What you have to do: Repeat each entry exactly and drop the pictures.

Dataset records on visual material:
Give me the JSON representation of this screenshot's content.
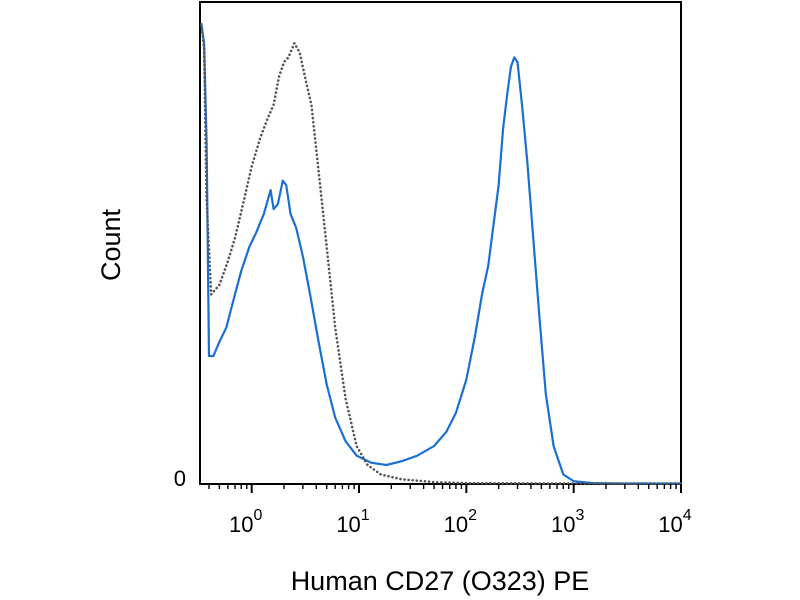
{
  "chart_data": {
    "type": "line",
    "title": "",
    "xlabel": "Human CD27 (O323) PE",
    "ylabel": "Count",
    "x_scale": "log",
    "xlim": [
      0.33,
      10000
    ],
    "ylim": [
      0,
      100
    ],
    "x_ticks": [
      {
        "value": 1,
        "base": "10",
        "exp": "0"
      },
      {
        "value": 10,
        "base": "10",
        "exp": "1"
      },
      {
        "value": 100,
        "base": "10",
        "exp": "2"
      },
      {
        "value": 1000,
        "base": "10",
        "exp": "3"
      },
      {
        "value": 10000,
        "base": "10",
        "exp": "4"
      }
    ],
    "y_ticks": [
      {
        "value": 0,
        "label": "0"
      }
    ],
    "grid": false,
    "series": [
      {
        "name": "",
        "color": "#1a6fd1",
        "style": "solid",
        "points": [
          [
            0.34,
            97
          ],
          [
            0.36,
            93
          ],
          [
            0.38,
            72
          ],
          [
            0.4,
            27
          ],
          [
            0.44,
            27
          ],
          [
            0.5,
            30
          ],
          [
            0.58,
            33
          ],
          [
            0.68,
            39
          ],
          [
            0.8,
            45
          ],
          [
            0.95,
            50
          ],
          [
            1.1,
            53
          ],
          [
            1.3,
            57
          ],
          [
            1.5,
            62
          ],
          [
            1.6,
            58
          ],
          [
            1.75,
            59
          ],
          [
            1.95,
            64
          ],
          [
            2.1,
            63
          ],
          [
            2.3,
            57
          ],
          [
            2.6,
            54
          ],
          [
            3.0,
            48
          ],
          [
            3.5,
            40
          ],
          [
            4.2,
            30
          ],
          [
            5.0,
            21
          ],
          [
            6.0,
            14
          ],
          [
            7.5,
            9
          ],
          [
            9.5,
            6
          ],
          [
            13,
            4.5
          ],
          [
            18,
            4
          ],
          [
            25,
            4.8
          ],
          [
            35,
            6
          ],
          [
            50,
            8
          ],
          [
            65,
            11
          ],
          [
            80,
            15
          ],
          [
            100,
            22
          ],
          [
            120,
            31
          ],
          [
            140,
            40
          ],
          [
            160,
            46
          ],
          [
            180,
            55
          ],
          [
            200,
            63
          ],
          [
            220,
            75
          ],
          [
            240,
            82
          ],
          [
            260,
            88
          ],
          [
            280,
            90
          ],
          [
            300,
            89
          ],
          [
            330,
            80
          ],
          [
            370,
            68
          ],
          [
            420,
            52
          ],
          [
            480,
            35
          ],
          [
            550,
            19
          ],
          [
            650,
            8
          ],
          [
            800,
            2
          ],
          [
            1000,
            0.6
          ],
          [
            1500,
            0.2
          ],
          [
            3000,
            0.1
          ],
          [
            10000,
            0.1
          ]
        ]
      },
      {
        "name": "",
        "color": "#555555",
        "style": "dotted",
        "points": [
          [
            0.34,
            97
          ],
          [
            0.36,
            92
          ],
          [
            0.38,
            60
          ],
          [
            0.42,
            40
          ],
          [
            0.5,
            42
          ],
          [
            0.6,
            47
          ],
          [
            0.7,
            52
          ],
          [
            0.85,
            60
          ],
          [
            1.0,
            67
          ],
          [
            1.2,
            73
          ],
          [
            1.4,
            77
          ],
          [
            1.6,
            80
          ],
          [
            1.8,
            86
          ],
          [
            2.0,
            89
          ],
          [
            2.2,
            90
          ],
          [
            2.5,
            93
          ],
          [
            2.8,
            91
          ],
          [
            3.2,
            85
          ],
          [
            3.6,
            80
          ],
          [
            4.2,
            66
          ],
          [
            5.0,
            50
          ],
          [
            6.0,
            33
          ],
          [
            7.5,
            18
          ],
          [
            9.5,
            8
          ],
          [
            12,
            4
          ],
          [
            16,
            2
          ],
          [
            25,
            1
          ],
          [
            50,
            0.4
          ],
          [
            100,
            0.2
          ],
          [
            500,
            0.1
          ],
          [
            10000,
            0.1
          ]
        ]
      }
    ]
  }
}
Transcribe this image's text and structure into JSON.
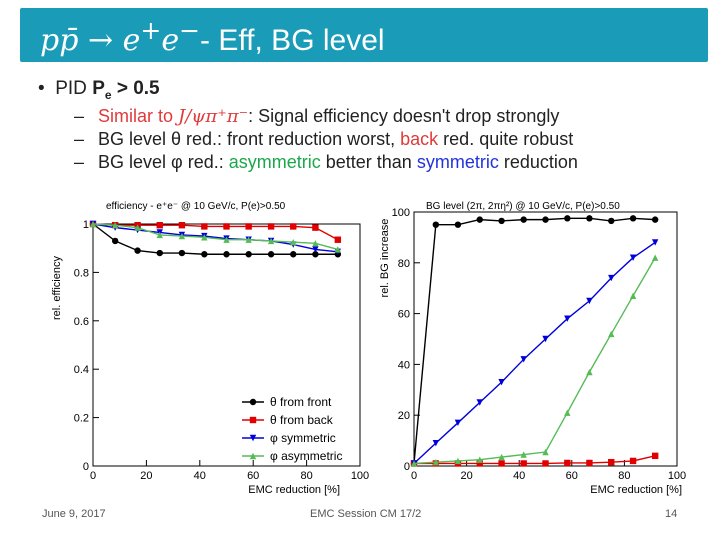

Task answer:
Give me the JSON representation of this screenshot's content.
{
  "chart_data": {
    "type": "line",
    "title": "",
    "xlabel": "Human CD27 (O323) PE",
    "ylabel": "Count",
    "x_scale": "log",
    "xlim": [
      0.33,
      10000
    ],
    "ylim": [
      0,
      100
    ],
    "x_ticks": [
      {
        "value": 1,
        "base": "10",
        "exp": "0"
      },
      {
        "value": 10,
        "base": "10",
        "exp": "1"
      },
      {
        "value": 100,
        "base": "10",
        "exp": "2"
      },
      {
        "value": 1000,
        "base": "10",
        "exp": "3"
      },
      {
        "value": 10000,
        "base": "10",
        "exp": "4"
      }
    ],
    "y_ticks": [
      {
        "value": 0,
        "label": "0"
      }
    ],
    "grid": false,
    "series": [
      {
        "name": "",
        "color": "#1a6fd1",
        "style": "solid",
        "points": [
          [
            0.34,
            97
          ],
          [
            0.36,
            93
          ],
          [
            0.38,
            72
          ],
          [
            0.4,
            27
          ],
          [
            0.44,
            27
          ],
          [
            0.5,
            30
          ],
          [
            0.58,
            33
          ],
          [
            0.68,
            39
          ],
          [
            0.8,
            45
          ],
          [
            0.95,
            50
          ],
          [
            1.1,
            53
          ],
          [
            1.3,
            57
          ],
          [
            1.5,
            62
          ],
          [
            1.6,
            58
          ],
          [
            1.75,
            59
          ],
          [
            1.95,
            64
          ],
          [
            2.1,
            63
          ],
          [
            2.3,
            57
          ],
          [
            2.6,
            54
          ],
          [
            3.0,
            48
          ],
          [
            3.5,
            40
          ],
          [
            4.2,
            30
          ],
          [
            5.0,
            21
          ],
          [
            6.0,
            14
          ],
          [
            7.5,
            9
          ],
          [
            9.5,
            6
          ],
          [
            13,
            4.5
          ],
          [
            18,
            4
          ],
          [
            25,
            4.8
          ],
          [
            35,
            6
          ],
          [
            50,
            8
          ],
          [
            65,
            11
          ],
          [
            80,
            15
          ],
          [
            100,
            22
          ],
          [
            120,
            31
          ],
          [
            140,
            40
          ],
          [
            160,
            46
          ],
          [
            180,
            55
          ],
          [
            200,
            63
          ],
          [
            220,
            75
          ],
          [
            240,
            82
          ],
          [
            260,
            88
          ],
          [
            280,
            90
          ],
          [
            300,
            89
          ],
          [
            330,
            80
          ],
          [
            370,
            68
          ],
          [
            420,
            52
          ],
          [
            480,
            35
          ],
          [
            550,
            19
          ],
          [
            650,
            8
          ],
          [
            800,
            2
          ],
          [
            1000,
            0.6
          ],
          [
            1500,
            0.2
          ],
          [
            3000,
            0.1
          ],
          [
            10000,
            0.1
          ]
        ]
      },
      {
        "name": "",
        "color": "#555555",
        "style": "dotted",
        "points": [
          [
            0.34,
            97
          ],
          [
            0.36,
            92
          ],
          [
            0.38,
            60
          ],
          [
            0.42,
            40
          ],
          [
            0.5,
            42
          ],
          [
            0.6,
            47
          ],
          [
            0.7,
            52
          ],
          [
            0.85,
            60
          ],
          [
            1.0,
            67
          ],
          [
            1.2,
            73
          ],
          [
            1.4,
            77
          ],
          [
            1.6,
            80
          ],
          [
            1.8,
            86
          ],
          [
            2.0,
            89
          ],
          [
            2.2,
            90
          ],
          [
            2.5,
            93
          ],
          [
            2.8,
            91
          ],
          [
            3.2,
            85
          ],
          [
            3.6,
            80
          ],
          [
            4.2,
            66
          ],
          [
            5.0,
            50
          ],
          [
            6.0,
            33
          ],
          [
            7.5,
            18
          ],
          [
            9.5,
            8
          ],
          [
            12,
            4
          ],
          [
            16,
            2
          ],
          [
            25,
            1
          ],
          [
            50,
            0.4
          ],
          [
            100,
            0.2
          ],
          [
            500,
            0.1
          ],
          [
            10000,
            0.1
          ]
        ]
      }
    ]
  }
}
Transcribe this image's text and structure into JSON.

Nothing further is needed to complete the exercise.